WHAT THE EXERCISE ASKS:
From the entries below, tally how many lines contain "Total" and report only that figure.

Collected data:
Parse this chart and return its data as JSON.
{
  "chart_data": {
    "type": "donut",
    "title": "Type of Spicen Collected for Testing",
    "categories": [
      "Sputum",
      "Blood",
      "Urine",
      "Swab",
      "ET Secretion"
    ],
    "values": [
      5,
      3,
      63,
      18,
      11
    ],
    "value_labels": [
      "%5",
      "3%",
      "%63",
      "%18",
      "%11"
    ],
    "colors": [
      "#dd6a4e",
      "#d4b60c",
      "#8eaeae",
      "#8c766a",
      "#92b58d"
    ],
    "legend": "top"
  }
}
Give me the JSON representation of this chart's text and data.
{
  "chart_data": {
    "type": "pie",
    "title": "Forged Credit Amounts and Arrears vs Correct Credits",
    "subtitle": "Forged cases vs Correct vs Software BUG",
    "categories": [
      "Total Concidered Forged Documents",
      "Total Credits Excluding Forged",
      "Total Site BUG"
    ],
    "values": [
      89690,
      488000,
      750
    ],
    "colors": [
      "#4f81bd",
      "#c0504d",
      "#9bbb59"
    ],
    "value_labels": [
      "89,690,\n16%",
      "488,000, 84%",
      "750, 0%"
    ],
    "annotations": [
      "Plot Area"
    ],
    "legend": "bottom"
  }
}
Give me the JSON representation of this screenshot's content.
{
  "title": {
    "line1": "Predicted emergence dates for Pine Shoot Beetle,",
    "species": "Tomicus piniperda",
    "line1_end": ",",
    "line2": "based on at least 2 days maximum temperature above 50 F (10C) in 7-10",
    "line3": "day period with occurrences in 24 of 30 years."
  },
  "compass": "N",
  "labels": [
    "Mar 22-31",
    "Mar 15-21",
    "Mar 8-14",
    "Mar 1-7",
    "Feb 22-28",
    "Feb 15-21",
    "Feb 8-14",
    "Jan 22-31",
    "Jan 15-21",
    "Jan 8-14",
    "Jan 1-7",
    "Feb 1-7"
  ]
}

RIGHT ANSWER:
3